CHALLENGE
Locate "Give me the" in the records below, then copy its line and every following line exactly, without the pictures.

# Start of DATA PROVIDED

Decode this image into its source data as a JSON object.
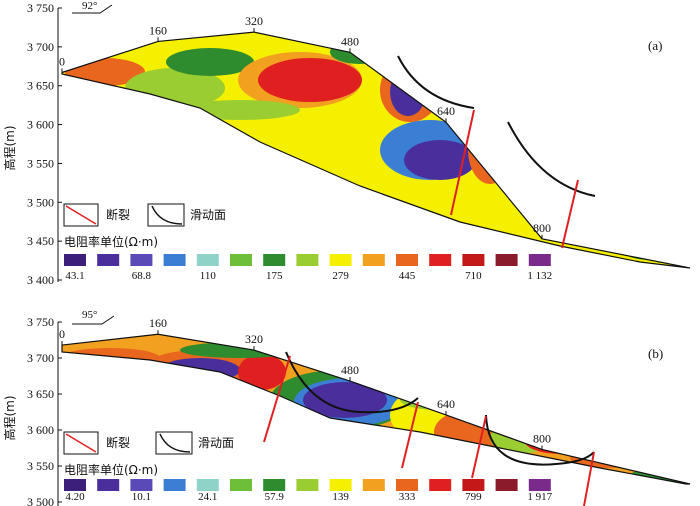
{
  "chart_data": [
    {
      "panel": "(a)",
      "type": "heatmap",
      "ylabel": "高程(m)",
      "azimuth": "92°",
      "y_ticks": [
        "3 750",
        "3 700",
        "3 650",
        "3 600",
        "3 550",
        "3 500",
        "3 450",
        "3 400"
      ],
      "y_values": [
        3750,
        3700,
        3650,
        3600,
        3550,
        3500,
        3450,
        3400
      ],
      "ylim": [
        3400,
        3750
      ],
      "xlim": [
        0,
        1000
      ],
      "distance_labels": [
        {
          "text": "0",
          "x": 0,
          "elev": 3667
        },
        {
          "text": "160",
          "x": 160,
          "elev": 3707
        },
        {
          "text": "320",
          "x": 320,
          "elev": 3719
        },
        {
          "text": "480",
          "x": 480,
          "elev": 3693
        },
        {
          "text": "640",
          "x": 640,
          "elev": 3603
        },
        {
          "text": "800",
          "x": 800,
          "elev": 3453
        }
      ],
      "colorbar_title": "电阻率单位(Ω·m)",
      "colorbar_tick_labels": [
        "43.1",
        "68.8",
        "110",
        "175",
        "279",
        "445",
        "710",
        "1 132"
      ],
      "colorbar_colors": [
        "#3b1f7a",
        "#4a2f9c",
        "#5a4ab8",
        "#3b7fd4",
        "#8fd3c8",
        "#6dbf3a",
        "#2e8b2e",
        "#9acd32",
        "#f5f000",
        "#f2a020",
        "#e8661e",
        "#e02020",
        "#c41818",
        "#8b1a2a",
        "#7a2a8a"
      ],
      "legend": {
        "fault": "断裂",
        "slide": "滑动面"
      }
    },
    {
      "panel": "(b)",
      "type": "heatmap",
      "ylabel": "高程(m)",
      "azimuth": "95°",
      "y_ticks": [
        "3 750",
        "3 700",
        "3 650",
        "3 600",
        "3 550",
        "3 500"
      ],
      "y_values": [
        3750,
        3700,
        3650,
        3600,
        3550,
        3500
      ],
      "ylim": [
        3500,
        3750
      ],
      "xlim": [
        0,
        1000
      ],
      "distance_labels": [
        {
          "text": "0",
          "x": 0,
          "elev": 3718
        },
        {
          "text": "160",
          "x": 160,
          "elev": 3733
        },
        {
          "text": "320",
          "x": 320,
          "elev": 3711
        },
        {
          "text": "480",
          "x": 480,
          "elev": 3668
        },
        {
          "text": "640",
          "x": 640,
          "elev": 3621
        },
        {
          "text": "800",
          "x": 800,
          "elev": 3573
        }
      ],
      "colorbar_title": "电阻率单位(Ω·m)",
      "colorbar_tick_labels": [
        "4.20",
        "10.1",
        "24.1",
        "57.9",
        "139",
        "333",
        "799",
        "1 917"
      ],
      "colorbar_colors": [
        "#3b1f7a",
        "#4a2f9c",
        "#5a4ab8",
        "#3b7fd4",
        "#8fd3c8",
        "#6dbf3a",
        "#2e8b2e",
        "#9acd32",
        "#f5f000",
        "#f2a020",
        "#e8661e",
        "#e02020",
        "#c41818",
        "#8b1a2a",
        "#7a2a8a"
      ],
      "legend": {
        "fault": "断裂",
        "slide": "滑动面"
      }
    }
  ]
}
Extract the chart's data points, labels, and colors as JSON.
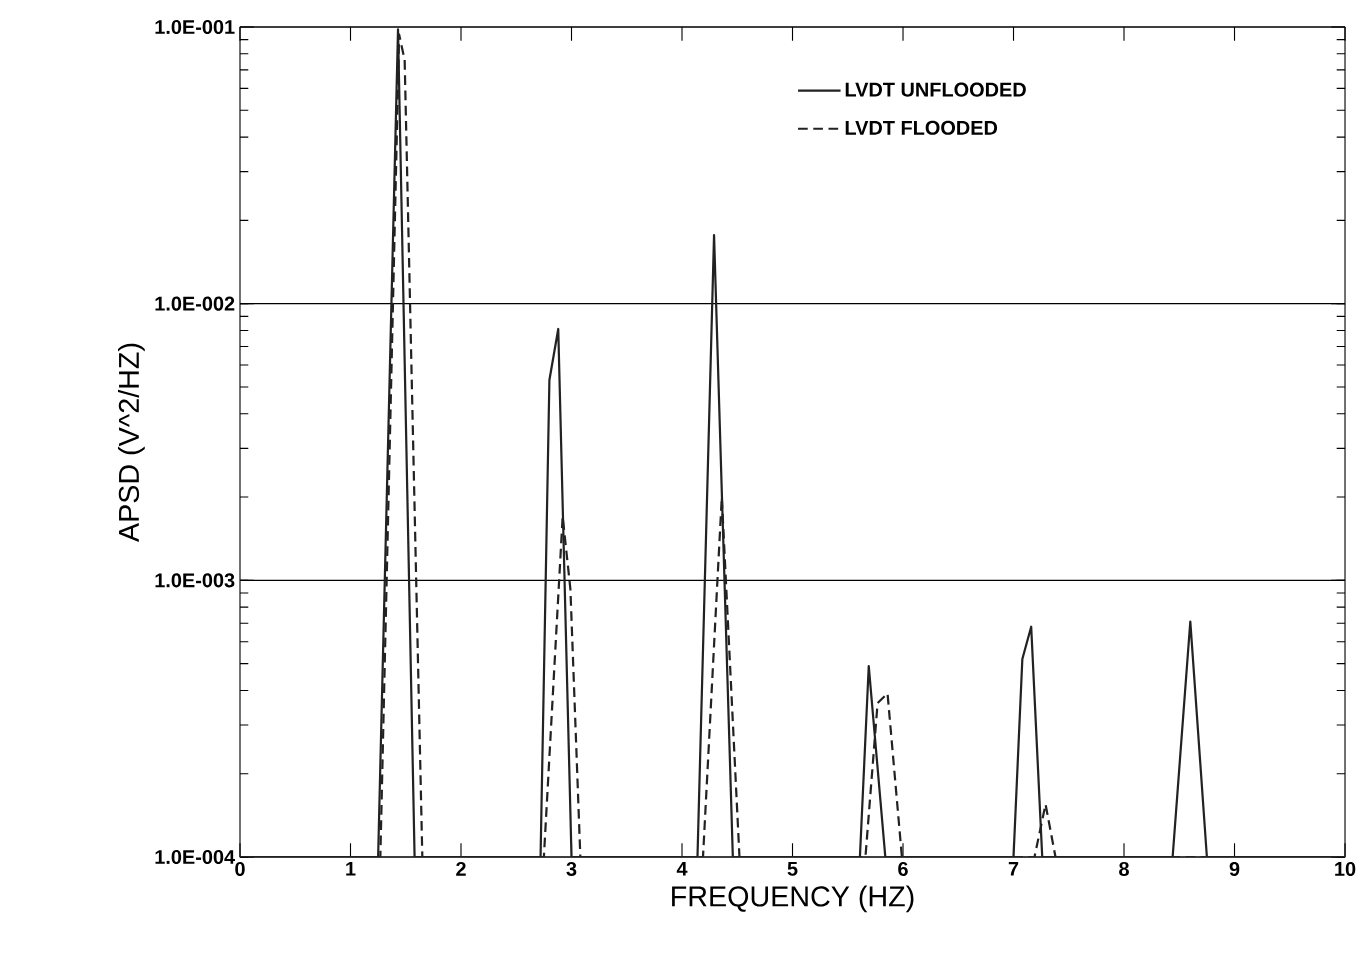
{
  "chart_data": {
    "type": "line",
    "xlabel": "FREQUENCY (HZ)",
    "ylabel": "APSD (V^2/HZ)",
    "log": "y",
    "grid": "y",
    "legend": "top right",
    "xlim": [
      0,
      10
    ],
    "xticks": [
      0,
      1,
      2,
      3,
      4,
      5,
      6,
      7,
      8,
      9,
      10
    ],
    "ylim": [
      0.0001,
      0.1
    ],
    "yticks": [
      {
        "value": 0.0001,
        "label": "1.0E-004"
      },
      {
        "value": 0.001,
        "label": "1.0E-003"
      },
      {
        "value": 0.01,
        "label": "1.0E-002"
      },
      {
        "value": 0.1,
        "label": "1.0E-001"
      }
    ],
    "series": [
      {
        "name": "LVDT UNFLOODED",
        "color": "#222222",
        "line_style": "solid",
        "x": [
          0,
          1.25,
          1.43,
          1.58,
          2.72,
          2.8,
          2.88,
          3.0,
          4.14,
          4.29,
          4.46,
          5.61,
          5.69,
          5.84,
          7.0,
          7.08,
          7.16,
          7.26,
          8.44,
          8.6,
          8.75,
          10
        ],
        "values": [
          0.0001,
          0.0001,
          0.098,
          0.0001,
          0.0001,
          0.0053,
          0.0081,
          0.0001,
          0.0001,
          0.0177,
          0.0001,
          0.0001,
          0.00049,
          0.0001,
          0.0001,
          0.00052,
          0.00068,
          0.0001,
          0.0001,
          0.00071,
          0.0001,
          0.0001
        ]
      },
      {
        "name": "LVDT FLOODED",
        "color": "#222222",
        "line_style": "dashed",
        "x": [
          0,
          1.27,
          1.44,
          1.49,
          1.65,
          2.75,
          2.92,
          2.99,
          3.08,
          4.19,
          4.36,
          4.52,
          5.66,
          5.77,
          5.86,
          5.99,
          7.19,
          7.29,
          7.38,
          10
        ],
        "values": [
          0.0001,
          0.0001,
          0.094,
          0.076,
          0.0001,
          0.0001,
          0.0017,
          0.00093,
          0.0001,
          0.0001,
          0.002,
          0.0001,
          0.0001,
          0.00036,
          0.00039,
          0.0001,
          0.0001,
          0.000155,
          0.0001,
          0.0001
        ]
      }
    ]
  }
}
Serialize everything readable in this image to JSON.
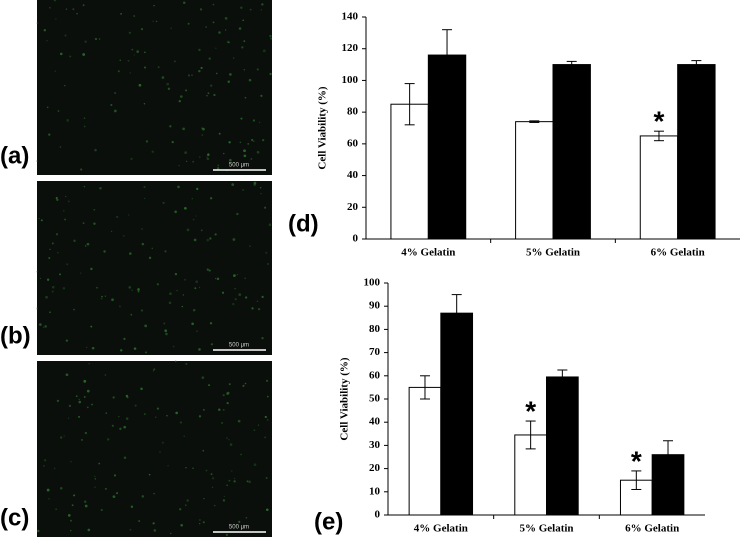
{
  "images": [
    {
      "label": "(a)",
      "scale_bar": "500 μm"
    },
    {
      "label": "(b)",
      "scale_bar": "500 μm"
    },
    {
      "label": "(c)",
      "scale_bar": "500 μm"
    }
  ],
  "chart_data": [
    {
      "type": "bar",
      "panel_label": "(d)",
      "y_label": "Cell Viability  (%)",
      "categories": [
        "4% Gelatin",
        "5% Gelatin",
        "6% Gelatin"
      ],
      "series": [
        {
          "color": "#ffffff",
          "values": [
            85,
            74,
            65
          ],
          "errors": [
            13,
            0.5,
            3
          ],
          "significance": [
            null,
            null,
            "*"
          ]
        },
        {
          "color": "#000000",
          "values": [
            116,
            110,
            110
          ],
          "errors": [
            16,
            2,
            2.5
          ]
        }
      ],
      "ylim": [
        0,
        140
      ],
      "yticks": [
        0,
        20,
        40,
        60,
        80,
        100,
        120,
        140
      ]
    },
    {
      "type": "bar",
      "panel_label": "(e)",
      "y_label": "Cell Viability  (%)",
      "categories": [
        "4% Gelatin",
        "5% Gelatin",
        "6% Gelatin"
      ],
      "series": [
        {
          "color": "#ffffff",
          "values": [
            55,
            34.5,
            15
          ],
          "errors": [
            5,
            6,
            4
          ],
          "significance": [
            null,
            "*",
            "*"
          ]
        },
        {
          "color": "#000000",
          "values": [
            87,
            59.5,
            26
          ],
          "errors": [
            8,
            3,
            6
          ]
        }
      ],
      "ylim": [
        0,
        100
      ],
      "yticks": [
        0,
        10,
        20,
        30,
        40,
        50,
        60,
        70,
        80,
        90,
        100
      ]
    }
  ]
}
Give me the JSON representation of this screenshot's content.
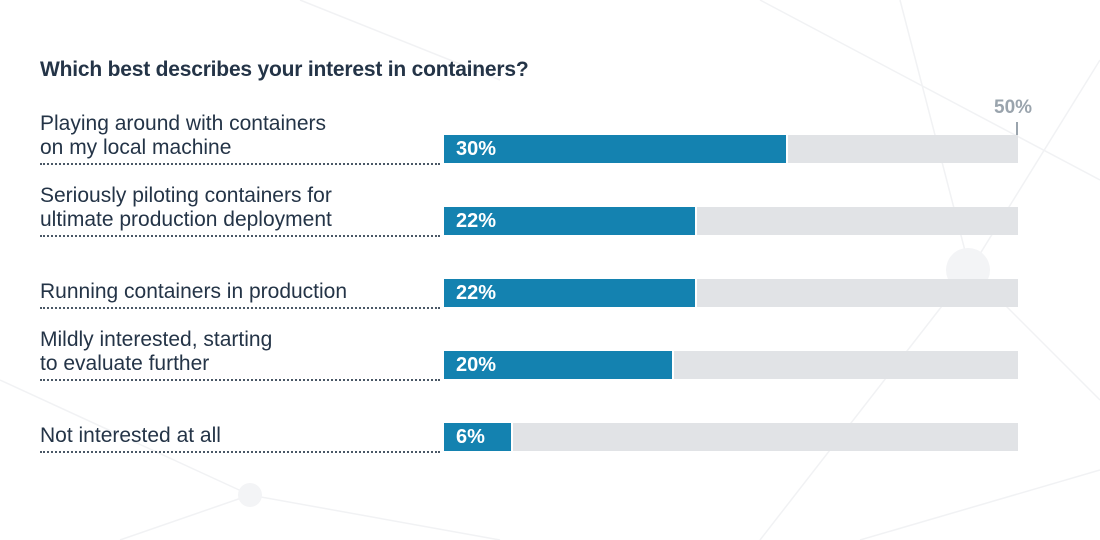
{
  "chart_data": {
    "type": "bar",
    "orientation": "horizontal",
    "title": "Which best describes your interest in containers?",
    "categories": [
      [
        "Playing around with containers",
        "on my local machine"
      ],
      [
        "Seriously piloting containers for",
        "ultimate production deployment"
      ],
      [
        "Running containers in production"
      ],
      [
        "Mildly interested, starting",
        "to evaluate further"
      ],
      [
        "Not interested at all"
      ]
    ],
    "values": [
      30,
      22,
      22,
      20,
      6
    ],
    "value_labels": [
      "30%",
      "22%",
      "22%",
      "20%",
      "6%"
    ],
    "xlim": [
      0,
      50
    ],
    "axis_max_label": "50%",
    "grid": false,
    "legend": "none"
  },
  "colors": {
    "bar": "#1482b0",
    "track": "#e1e3e6",
    "title": "#243447",
    "axis": "#9aa4ad"
  }
}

# End of DATA PROVIDED

OUTPUT
Give me the JSON representation of this screenshot's content.
{
  "chart_data": {
    "type": "bar",
    "orientation": "horizontal",
    "title": "Which best describes your interest in containers?",
    "categories": [
      [
        "Playing around with containers",
        "on my local machine"
      ],
      [
        "Seriously piloting containers for",
        "ultimate production deployment"
      ],
      [
        "Running containers in production"
      ],
      [
        "Mildly interested, starting",
        "to evaluate further"
      ],
      [
        "Not interested at all"
      ]
    ],
    "values": [
      30,
      22,
      22,
      20,
      6
    ],
    "value_labels": [
      "30%",
      "22%",
      "22%",
      "20%",
      "6%"
    ],
    "xlim": [
      0,
      50
    ],
    "axis_max_label": "50%",
    "grid": false,
    "legend": "none"
  },
  "colors": {
    "bar": "#1482b0",
    "track": "#e1e3e6",
    "title": "#243447",
    "axis": "#9aa4ad"
  }
}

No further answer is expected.